**DIE AUFGABE**
Kopieren Sie aus dem Forenbeitrag über JSF und PHP den Abschnitt, der mit „## Spin (2.“ beginnt und sich bis einschließlich „Hat das Vorteile?“ fortsetzt, in unveränderter Form.

**AUSGEWÄHLTER TEXT**
════════

# JSF oder PHP für Web



## Spin (2. Jan 2010)

Hallo 

Ich habe da mal eine Frage:

Ich möchte demnächst eine Webseite machen mit dynamischen Content. In PHP ist das sehr einfach zu realisieren und läuft auf jeden Server.

Da ich mich aber nicht weiter mit PHP beschäftigen möchte ( mir reicht GB, Kalender und Basics) , habe ich mir Gedacht, dass die HP mit JSF gebaut werden soll.

Hat das Vorteile?
Mir gehts auch vorallem darum, dass die JSF auf einem Server laufen. 
Ich kenne Tomcat usw, doch welchen Provider müsste ich mir dazu besorgen?
Weiterhin Kann ein PHP/Zend Server auch JSF abspielen? ( denke eher nicht, weil die JVM nicht dabei ist)

Dann, kann ich ein JSF suchmaschinenoptimiert gestalten?
Die reine Linkstruktur usw. realisier ich in HTML, doch möchte ich dass die Inhalte, aus einer Datenbank gelesen werden.


Danke .


----------



## freez (3. Jan 2010)

════════

**EXTRAHIERTE INFORMATIONEN**
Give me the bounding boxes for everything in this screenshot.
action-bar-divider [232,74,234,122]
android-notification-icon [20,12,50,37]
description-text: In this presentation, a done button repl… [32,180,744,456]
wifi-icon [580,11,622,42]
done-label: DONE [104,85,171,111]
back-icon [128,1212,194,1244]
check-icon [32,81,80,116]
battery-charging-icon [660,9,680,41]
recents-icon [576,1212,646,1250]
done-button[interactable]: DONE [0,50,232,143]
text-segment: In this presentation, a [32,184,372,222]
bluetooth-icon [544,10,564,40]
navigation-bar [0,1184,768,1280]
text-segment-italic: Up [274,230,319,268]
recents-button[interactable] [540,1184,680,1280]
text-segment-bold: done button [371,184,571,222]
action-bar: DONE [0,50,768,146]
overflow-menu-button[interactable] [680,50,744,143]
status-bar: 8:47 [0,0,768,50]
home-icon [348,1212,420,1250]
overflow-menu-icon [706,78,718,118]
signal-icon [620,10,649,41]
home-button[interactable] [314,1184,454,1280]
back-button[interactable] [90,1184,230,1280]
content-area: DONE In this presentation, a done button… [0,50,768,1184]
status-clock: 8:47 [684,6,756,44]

════════

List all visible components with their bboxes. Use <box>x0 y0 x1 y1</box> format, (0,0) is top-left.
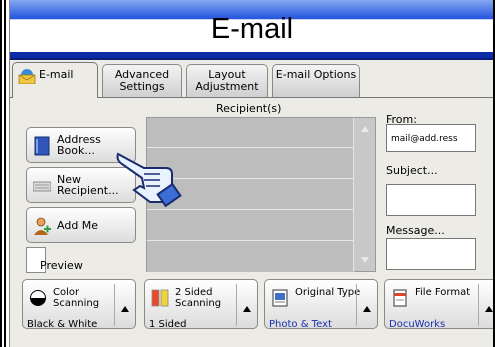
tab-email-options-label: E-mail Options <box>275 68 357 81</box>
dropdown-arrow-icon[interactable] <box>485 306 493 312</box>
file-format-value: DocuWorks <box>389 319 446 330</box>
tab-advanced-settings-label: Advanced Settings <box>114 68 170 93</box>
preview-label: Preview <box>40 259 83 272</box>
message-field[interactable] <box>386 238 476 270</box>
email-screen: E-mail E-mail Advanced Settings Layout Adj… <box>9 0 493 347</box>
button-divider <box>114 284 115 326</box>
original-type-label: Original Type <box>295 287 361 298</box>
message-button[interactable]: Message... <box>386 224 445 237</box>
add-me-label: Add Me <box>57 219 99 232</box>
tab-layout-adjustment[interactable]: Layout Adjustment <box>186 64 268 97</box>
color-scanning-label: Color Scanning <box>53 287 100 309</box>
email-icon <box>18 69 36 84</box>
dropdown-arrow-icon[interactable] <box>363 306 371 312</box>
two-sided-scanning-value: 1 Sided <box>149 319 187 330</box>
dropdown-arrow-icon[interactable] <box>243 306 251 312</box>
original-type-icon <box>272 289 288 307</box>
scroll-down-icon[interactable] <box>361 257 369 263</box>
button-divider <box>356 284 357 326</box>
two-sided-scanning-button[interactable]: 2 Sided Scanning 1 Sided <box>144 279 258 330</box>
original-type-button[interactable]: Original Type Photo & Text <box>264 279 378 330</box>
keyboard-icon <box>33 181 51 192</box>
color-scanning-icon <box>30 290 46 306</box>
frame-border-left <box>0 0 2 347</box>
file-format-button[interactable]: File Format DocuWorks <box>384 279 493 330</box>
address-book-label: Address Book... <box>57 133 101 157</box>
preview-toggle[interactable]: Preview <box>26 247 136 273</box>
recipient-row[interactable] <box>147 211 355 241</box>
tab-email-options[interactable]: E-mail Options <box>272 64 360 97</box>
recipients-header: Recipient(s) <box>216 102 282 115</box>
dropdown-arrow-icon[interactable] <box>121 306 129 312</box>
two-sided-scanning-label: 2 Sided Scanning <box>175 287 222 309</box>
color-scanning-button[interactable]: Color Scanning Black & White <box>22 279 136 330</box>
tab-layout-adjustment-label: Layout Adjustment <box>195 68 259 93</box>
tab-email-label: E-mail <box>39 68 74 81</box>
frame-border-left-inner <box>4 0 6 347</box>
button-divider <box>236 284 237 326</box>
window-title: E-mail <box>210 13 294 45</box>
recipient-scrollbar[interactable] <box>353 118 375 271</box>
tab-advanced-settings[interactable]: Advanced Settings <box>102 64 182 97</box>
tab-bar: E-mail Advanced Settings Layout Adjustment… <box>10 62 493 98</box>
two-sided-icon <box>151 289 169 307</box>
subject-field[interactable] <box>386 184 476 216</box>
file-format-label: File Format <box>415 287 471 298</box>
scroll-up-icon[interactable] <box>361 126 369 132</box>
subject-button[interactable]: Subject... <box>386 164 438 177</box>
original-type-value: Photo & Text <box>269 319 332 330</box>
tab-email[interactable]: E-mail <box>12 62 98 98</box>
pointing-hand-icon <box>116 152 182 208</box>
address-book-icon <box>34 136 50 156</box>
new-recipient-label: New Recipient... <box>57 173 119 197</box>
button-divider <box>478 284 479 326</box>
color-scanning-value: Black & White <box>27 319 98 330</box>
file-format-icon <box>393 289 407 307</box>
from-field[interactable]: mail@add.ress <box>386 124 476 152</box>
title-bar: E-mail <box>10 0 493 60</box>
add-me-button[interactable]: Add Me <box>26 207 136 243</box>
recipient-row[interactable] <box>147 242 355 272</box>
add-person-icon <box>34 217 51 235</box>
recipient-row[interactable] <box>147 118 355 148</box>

════════

**ERLEDIGTE AUFGABE**
## Spin (2. Jan 2010)

Hallo 

Ich habe da mal eine Frage:

Ich möchte demnächst eine Webseite machen mit dynamischen Content. In PHP ist das sehr einfach zu realisieren und läuft auf jeden Server.

Da ich mich aber nicht weiter mit PHP beschäftigen möchte ( mir reicht GB, Kalender und Basics) , habe ich mir Gedacht, dass die HP mit JSF gebaut werden soll.

Hat das Vorteile?